**TASK DETAILS**
Copy each line of the entries beneath that contains the word "servi".

**EXTRACTED RECORDS**
============================================================
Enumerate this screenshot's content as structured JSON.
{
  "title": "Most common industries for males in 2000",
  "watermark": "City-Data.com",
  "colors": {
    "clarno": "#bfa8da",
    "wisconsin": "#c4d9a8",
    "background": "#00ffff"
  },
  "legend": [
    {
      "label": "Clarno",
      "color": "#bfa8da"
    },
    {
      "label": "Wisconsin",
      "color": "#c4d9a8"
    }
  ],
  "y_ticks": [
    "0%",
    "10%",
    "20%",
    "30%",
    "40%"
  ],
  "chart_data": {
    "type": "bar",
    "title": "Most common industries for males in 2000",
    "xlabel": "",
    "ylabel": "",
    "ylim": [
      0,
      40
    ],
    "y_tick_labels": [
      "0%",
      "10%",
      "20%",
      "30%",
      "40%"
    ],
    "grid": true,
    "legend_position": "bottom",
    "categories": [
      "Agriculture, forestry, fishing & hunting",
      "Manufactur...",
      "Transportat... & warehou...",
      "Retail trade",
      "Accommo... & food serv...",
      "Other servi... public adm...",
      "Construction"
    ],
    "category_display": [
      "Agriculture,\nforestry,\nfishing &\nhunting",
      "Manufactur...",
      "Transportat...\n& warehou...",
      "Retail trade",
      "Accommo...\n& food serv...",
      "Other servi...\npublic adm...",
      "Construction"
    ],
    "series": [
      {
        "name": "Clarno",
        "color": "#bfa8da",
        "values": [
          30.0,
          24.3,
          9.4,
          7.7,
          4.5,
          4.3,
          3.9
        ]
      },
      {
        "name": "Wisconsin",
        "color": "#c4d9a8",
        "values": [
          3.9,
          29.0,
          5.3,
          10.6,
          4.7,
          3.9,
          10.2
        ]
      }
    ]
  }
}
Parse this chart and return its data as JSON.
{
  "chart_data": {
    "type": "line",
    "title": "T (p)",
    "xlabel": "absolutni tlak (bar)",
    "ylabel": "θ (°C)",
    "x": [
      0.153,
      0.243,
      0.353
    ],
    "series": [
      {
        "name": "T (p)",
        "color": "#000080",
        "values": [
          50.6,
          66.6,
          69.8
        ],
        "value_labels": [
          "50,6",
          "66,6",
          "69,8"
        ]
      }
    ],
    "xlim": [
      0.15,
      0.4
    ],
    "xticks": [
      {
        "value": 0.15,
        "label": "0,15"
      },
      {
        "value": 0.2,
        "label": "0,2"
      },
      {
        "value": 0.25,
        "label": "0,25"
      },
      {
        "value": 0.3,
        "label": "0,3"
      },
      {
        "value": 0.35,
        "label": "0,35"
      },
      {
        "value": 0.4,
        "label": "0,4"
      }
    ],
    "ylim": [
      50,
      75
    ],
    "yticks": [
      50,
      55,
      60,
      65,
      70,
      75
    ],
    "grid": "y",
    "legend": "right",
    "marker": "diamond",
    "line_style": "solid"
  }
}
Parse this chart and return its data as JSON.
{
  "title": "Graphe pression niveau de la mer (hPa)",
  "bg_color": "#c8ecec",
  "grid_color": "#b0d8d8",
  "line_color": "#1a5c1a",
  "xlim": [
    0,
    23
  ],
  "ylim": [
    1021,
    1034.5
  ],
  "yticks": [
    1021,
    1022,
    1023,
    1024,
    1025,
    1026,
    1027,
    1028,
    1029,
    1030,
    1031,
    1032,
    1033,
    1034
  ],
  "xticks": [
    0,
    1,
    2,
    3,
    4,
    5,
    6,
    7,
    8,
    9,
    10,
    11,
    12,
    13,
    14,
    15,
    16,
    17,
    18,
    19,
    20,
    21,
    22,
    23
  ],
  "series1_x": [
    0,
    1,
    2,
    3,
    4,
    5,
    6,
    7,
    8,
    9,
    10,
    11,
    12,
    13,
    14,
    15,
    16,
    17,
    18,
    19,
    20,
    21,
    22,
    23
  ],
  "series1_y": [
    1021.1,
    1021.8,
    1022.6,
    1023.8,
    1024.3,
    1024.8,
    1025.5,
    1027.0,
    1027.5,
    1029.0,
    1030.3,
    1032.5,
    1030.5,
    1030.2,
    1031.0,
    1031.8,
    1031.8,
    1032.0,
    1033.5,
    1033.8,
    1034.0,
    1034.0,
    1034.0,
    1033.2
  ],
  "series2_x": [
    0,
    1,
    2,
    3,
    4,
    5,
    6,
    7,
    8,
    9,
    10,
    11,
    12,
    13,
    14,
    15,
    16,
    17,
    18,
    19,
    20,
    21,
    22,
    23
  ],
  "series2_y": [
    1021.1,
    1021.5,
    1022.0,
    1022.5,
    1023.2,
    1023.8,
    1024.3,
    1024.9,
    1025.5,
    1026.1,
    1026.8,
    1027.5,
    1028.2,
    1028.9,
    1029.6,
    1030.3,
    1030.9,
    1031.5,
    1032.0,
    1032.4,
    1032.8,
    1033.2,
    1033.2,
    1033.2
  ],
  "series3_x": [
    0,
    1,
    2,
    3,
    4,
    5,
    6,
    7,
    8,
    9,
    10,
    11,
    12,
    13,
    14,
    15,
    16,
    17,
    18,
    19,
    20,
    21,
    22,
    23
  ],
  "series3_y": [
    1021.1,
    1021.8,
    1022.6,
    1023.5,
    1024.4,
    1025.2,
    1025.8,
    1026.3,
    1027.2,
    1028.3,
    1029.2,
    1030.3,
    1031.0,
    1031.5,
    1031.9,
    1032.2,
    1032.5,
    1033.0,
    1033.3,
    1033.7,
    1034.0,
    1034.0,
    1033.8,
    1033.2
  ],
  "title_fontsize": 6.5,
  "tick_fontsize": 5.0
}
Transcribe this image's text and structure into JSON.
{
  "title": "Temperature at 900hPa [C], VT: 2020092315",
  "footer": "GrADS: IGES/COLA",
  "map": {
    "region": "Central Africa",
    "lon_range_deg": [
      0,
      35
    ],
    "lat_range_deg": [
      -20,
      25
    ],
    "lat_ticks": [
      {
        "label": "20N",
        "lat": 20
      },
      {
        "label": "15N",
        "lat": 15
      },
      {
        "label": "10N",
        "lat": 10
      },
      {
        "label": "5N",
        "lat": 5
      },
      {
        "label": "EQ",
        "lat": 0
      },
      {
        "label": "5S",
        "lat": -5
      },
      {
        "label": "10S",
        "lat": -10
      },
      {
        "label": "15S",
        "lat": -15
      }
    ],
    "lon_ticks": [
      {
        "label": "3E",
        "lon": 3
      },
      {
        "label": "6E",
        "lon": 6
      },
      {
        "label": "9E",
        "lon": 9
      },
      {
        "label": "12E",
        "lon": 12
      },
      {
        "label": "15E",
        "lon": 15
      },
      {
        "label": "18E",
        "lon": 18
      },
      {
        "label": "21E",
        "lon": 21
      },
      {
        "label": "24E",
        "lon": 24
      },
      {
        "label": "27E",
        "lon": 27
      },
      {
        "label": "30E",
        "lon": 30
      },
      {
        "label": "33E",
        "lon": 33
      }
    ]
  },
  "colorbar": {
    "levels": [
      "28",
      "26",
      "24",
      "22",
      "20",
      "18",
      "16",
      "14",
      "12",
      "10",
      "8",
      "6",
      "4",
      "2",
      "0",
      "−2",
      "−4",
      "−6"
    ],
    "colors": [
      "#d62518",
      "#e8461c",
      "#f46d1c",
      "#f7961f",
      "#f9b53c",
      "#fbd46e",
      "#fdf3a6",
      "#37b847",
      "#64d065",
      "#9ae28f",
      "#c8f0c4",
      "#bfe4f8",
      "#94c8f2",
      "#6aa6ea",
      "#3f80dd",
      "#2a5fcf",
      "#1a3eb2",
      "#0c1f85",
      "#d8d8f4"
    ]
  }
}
============================================================
**PROBLEM SOLUTION**
      "Other servi... public adm...",
      "Other servi...\npublic adm...",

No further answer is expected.